Stated problem. Identify the lines that contain the string "about", then copy each of them.
Start of Given entries
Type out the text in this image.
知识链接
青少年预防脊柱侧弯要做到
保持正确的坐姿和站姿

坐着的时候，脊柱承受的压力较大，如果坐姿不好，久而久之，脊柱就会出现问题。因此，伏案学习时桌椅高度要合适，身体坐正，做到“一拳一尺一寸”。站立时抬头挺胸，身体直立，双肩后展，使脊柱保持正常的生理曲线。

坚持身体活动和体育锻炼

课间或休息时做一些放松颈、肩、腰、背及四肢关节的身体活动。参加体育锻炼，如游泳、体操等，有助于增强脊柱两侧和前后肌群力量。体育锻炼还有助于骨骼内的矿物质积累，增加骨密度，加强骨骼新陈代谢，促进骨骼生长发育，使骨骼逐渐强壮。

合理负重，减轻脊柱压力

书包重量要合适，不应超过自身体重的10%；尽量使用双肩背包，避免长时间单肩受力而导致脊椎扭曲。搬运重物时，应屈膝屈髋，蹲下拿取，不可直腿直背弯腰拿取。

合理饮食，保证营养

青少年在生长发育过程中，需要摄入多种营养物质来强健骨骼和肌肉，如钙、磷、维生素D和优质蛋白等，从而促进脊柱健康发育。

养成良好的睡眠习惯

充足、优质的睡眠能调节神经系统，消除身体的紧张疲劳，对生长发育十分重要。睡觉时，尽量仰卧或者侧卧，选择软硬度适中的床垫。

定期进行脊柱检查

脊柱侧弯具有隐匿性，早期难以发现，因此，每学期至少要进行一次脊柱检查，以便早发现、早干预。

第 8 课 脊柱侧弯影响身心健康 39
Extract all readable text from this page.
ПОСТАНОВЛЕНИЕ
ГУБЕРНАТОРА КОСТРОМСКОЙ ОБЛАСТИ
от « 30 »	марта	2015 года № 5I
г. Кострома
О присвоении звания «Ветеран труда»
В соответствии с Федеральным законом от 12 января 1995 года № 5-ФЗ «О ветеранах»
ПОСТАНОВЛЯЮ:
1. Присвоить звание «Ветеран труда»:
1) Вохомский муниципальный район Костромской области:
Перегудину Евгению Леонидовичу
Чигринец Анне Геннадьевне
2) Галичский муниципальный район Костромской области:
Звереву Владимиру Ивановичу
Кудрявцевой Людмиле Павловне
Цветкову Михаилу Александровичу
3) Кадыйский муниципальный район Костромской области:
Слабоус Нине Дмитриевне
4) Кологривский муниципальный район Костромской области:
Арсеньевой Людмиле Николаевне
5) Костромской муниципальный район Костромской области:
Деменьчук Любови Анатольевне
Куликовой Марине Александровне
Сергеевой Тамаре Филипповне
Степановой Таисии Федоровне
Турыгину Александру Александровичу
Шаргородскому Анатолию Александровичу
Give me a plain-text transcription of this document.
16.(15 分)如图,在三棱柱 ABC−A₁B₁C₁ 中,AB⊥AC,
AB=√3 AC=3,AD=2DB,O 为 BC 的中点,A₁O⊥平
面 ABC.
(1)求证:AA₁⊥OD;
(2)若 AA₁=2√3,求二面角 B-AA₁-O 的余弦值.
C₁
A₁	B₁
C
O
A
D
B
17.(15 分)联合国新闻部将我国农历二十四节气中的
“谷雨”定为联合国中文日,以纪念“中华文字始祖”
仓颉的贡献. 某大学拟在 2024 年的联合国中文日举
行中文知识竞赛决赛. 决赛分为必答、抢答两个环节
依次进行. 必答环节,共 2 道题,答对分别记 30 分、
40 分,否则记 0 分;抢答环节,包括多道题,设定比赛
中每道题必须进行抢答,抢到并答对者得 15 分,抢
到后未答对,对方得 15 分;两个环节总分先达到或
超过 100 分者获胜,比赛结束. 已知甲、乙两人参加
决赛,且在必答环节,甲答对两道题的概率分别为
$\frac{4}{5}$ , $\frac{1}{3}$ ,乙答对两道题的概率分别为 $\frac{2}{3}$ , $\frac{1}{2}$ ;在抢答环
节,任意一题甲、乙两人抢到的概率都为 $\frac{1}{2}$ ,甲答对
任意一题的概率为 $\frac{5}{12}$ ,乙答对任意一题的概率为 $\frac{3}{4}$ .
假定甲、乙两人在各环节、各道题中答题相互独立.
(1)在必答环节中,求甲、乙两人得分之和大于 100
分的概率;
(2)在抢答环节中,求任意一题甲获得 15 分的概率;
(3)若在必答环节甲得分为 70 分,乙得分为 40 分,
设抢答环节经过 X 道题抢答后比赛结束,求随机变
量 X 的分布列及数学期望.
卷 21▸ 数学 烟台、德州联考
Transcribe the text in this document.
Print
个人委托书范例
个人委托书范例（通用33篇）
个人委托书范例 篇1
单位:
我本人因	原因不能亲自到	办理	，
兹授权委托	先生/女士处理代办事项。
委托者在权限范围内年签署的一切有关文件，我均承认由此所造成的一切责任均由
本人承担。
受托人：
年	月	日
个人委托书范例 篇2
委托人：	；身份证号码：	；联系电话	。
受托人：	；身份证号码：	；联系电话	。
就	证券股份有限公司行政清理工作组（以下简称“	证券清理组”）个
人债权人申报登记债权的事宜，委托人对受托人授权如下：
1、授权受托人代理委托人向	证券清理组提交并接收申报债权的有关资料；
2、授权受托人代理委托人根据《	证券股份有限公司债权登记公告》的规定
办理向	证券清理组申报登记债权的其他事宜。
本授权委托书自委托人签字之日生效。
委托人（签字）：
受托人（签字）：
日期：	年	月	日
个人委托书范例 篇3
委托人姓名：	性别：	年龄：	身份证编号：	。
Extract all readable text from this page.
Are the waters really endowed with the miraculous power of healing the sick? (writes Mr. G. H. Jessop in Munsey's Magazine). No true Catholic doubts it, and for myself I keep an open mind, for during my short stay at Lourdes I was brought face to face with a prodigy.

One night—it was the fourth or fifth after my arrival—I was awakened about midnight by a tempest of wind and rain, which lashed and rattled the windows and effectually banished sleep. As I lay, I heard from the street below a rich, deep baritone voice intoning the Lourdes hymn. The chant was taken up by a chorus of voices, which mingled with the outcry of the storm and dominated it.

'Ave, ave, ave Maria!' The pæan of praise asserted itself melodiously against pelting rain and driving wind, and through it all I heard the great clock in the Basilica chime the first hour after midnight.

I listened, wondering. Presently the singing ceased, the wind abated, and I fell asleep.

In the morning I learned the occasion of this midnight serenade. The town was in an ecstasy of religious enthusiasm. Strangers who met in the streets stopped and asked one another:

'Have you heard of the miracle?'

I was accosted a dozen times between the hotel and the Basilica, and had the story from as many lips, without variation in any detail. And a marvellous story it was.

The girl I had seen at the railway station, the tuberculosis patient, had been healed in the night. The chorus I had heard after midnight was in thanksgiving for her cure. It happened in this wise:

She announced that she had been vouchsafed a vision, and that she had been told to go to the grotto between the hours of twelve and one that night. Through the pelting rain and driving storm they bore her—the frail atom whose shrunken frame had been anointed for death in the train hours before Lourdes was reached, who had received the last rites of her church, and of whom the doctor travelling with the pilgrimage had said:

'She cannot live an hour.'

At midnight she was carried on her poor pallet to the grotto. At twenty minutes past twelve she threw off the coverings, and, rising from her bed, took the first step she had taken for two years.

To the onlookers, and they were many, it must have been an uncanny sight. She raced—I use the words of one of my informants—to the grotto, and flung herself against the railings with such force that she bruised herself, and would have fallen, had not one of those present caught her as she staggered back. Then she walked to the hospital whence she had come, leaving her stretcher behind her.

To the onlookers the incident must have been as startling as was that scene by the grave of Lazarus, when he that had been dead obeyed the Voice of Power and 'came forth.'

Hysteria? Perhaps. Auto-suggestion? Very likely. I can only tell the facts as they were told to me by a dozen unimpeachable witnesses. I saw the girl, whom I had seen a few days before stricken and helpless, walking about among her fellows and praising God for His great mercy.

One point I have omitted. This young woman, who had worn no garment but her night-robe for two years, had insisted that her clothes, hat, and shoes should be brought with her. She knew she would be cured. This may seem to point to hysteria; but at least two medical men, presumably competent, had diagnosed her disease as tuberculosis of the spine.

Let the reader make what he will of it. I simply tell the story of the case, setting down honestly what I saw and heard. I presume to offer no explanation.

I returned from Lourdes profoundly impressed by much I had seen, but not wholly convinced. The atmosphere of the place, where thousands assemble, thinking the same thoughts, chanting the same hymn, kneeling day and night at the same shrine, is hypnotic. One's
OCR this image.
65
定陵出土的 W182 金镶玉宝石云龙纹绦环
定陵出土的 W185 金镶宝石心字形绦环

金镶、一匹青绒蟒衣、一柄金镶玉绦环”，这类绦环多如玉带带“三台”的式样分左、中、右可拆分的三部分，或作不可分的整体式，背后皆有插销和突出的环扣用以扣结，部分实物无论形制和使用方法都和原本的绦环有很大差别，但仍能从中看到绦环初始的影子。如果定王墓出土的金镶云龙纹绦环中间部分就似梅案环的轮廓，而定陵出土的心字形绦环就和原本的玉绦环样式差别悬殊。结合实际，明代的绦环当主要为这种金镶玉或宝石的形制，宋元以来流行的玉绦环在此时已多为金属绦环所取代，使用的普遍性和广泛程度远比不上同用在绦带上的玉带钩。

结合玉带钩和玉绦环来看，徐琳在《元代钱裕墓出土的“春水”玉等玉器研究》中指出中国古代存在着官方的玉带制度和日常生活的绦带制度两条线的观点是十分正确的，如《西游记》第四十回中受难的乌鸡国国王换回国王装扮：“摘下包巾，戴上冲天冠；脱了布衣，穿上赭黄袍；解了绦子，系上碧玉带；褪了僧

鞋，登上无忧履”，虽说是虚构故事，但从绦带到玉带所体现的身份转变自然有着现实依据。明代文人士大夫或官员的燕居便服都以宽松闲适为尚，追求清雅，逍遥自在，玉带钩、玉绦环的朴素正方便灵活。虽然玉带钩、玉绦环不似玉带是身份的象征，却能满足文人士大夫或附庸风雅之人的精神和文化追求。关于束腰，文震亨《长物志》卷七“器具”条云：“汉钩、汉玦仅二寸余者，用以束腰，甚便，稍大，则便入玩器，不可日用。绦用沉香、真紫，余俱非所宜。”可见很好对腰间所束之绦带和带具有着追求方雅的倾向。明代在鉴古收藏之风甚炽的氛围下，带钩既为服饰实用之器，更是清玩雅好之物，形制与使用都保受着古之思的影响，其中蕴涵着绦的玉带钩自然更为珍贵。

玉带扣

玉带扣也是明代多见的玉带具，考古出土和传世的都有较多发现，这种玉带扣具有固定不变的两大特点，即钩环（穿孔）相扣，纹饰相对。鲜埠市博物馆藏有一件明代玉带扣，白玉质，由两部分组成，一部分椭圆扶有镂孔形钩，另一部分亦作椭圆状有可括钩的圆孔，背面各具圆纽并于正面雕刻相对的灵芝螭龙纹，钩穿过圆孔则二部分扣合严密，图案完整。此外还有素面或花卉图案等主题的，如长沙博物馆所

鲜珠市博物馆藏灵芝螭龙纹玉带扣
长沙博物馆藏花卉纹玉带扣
End of Given entries
Task response.
One night—it was the fourth or fifth after my arrival—I was awakened about midnight by a tempest of wind and rain, which lashed and rattled the windows and effectually banished sleep. As I lay, I heard from the street below a rich, deep baritone voice intoning the Lourdes hymn. The chant was taken up by a chorus of voices, which mingled with the outcry of the storm and dominated it.
Hysteria? Perhaps. Auto-suggestion? Very likely. I can only tell the facts as they were told to me by a dozen unimpeachable witnesses. I saw the girl, whom I had seen a few days before stricken and helpless, walking about among her fellows and praising God for His great mercy.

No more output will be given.